* _Exercise_
What lines of the data include the string "török"? Copy them all.

---- Records provided

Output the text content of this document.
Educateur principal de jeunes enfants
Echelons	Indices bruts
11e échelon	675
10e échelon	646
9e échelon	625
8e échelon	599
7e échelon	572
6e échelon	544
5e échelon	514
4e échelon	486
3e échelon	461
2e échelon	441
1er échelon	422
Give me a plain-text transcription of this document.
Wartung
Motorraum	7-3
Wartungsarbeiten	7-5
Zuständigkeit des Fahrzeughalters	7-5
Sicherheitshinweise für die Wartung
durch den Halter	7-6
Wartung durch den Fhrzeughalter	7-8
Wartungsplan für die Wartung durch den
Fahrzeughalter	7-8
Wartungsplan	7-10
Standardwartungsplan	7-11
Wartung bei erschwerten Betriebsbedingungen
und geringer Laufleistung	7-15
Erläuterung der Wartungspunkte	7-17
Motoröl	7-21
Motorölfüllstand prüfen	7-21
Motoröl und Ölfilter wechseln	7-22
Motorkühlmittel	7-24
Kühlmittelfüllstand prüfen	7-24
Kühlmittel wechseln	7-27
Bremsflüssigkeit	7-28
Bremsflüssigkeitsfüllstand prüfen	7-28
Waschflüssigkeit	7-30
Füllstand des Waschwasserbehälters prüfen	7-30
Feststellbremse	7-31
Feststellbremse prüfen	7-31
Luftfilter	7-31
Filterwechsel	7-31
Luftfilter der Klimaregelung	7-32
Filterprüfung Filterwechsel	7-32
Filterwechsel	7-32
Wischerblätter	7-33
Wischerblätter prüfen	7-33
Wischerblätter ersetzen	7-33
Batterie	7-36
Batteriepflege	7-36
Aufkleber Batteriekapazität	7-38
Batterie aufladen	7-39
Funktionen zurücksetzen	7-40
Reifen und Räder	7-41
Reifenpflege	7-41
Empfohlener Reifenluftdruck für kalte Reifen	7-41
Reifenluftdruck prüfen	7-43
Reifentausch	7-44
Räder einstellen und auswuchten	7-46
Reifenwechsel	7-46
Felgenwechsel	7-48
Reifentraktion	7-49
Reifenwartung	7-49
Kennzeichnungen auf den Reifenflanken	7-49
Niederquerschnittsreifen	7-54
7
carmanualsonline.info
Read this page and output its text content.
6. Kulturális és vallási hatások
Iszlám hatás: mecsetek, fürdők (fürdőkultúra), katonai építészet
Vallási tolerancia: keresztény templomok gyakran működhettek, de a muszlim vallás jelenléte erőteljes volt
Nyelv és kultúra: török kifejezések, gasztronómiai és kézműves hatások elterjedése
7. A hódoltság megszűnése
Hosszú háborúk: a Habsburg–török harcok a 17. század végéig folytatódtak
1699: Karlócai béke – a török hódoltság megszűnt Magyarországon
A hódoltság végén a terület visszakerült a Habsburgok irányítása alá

--------
---- Records provided

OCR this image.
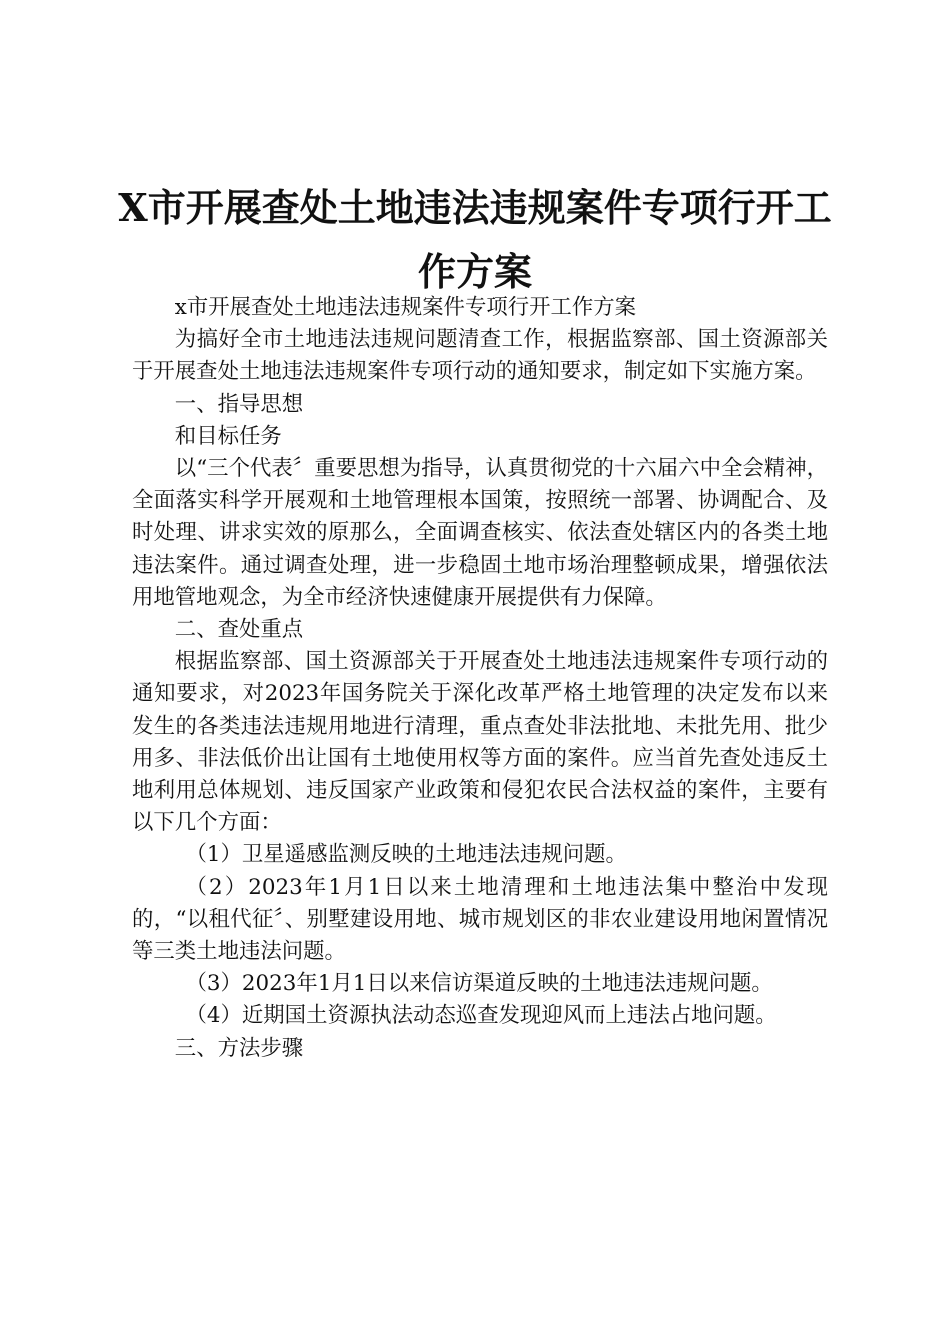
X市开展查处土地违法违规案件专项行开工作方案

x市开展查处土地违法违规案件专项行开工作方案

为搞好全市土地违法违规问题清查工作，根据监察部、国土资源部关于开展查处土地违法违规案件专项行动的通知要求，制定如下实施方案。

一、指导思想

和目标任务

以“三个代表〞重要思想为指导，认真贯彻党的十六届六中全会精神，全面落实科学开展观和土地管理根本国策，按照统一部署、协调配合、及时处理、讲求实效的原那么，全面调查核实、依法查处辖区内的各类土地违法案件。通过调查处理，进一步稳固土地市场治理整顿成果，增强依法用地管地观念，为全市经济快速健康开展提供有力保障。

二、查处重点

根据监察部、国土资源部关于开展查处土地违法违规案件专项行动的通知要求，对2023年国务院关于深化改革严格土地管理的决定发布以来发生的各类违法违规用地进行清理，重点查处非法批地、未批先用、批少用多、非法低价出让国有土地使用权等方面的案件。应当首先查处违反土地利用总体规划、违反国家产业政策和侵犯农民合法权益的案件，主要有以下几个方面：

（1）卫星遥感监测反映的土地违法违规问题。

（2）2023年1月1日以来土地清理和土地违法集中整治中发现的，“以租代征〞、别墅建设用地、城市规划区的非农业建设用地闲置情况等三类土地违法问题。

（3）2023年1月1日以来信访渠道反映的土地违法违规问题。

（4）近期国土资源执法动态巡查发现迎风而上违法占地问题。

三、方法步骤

--------
---- Records provided

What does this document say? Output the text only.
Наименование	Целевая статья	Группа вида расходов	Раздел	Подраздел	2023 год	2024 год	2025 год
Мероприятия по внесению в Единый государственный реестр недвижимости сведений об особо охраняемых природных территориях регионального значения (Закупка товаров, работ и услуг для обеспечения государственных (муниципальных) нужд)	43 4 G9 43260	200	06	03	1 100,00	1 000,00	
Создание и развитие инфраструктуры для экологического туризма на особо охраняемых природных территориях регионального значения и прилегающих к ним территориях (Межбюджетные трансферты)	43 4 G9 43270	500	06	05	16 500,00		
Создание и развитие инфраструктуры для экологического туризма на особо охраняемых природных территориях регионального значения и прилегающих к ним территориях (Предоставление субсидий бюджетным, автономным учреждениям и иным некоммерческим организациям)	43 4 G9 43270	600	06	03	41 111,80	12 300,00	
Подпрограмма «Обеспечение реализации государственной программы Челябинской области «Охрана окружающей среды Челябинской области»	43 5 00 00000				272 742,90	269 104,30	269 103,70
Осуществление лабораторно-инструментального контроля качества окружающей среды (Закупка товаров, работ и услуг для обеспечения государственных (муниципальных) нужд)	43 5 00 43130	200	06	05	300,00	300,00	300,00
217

--------

* _Right answer_
Nyelv és kultúra: török kifejezések, gasztronómiai és kézműves hatások elterjedése
Hosszú háborúk: a Habsburg–török harcok a 17. század végéig folytatódtak
1699: Karlócai béke – a török hódoltság megszűnt Magyarországon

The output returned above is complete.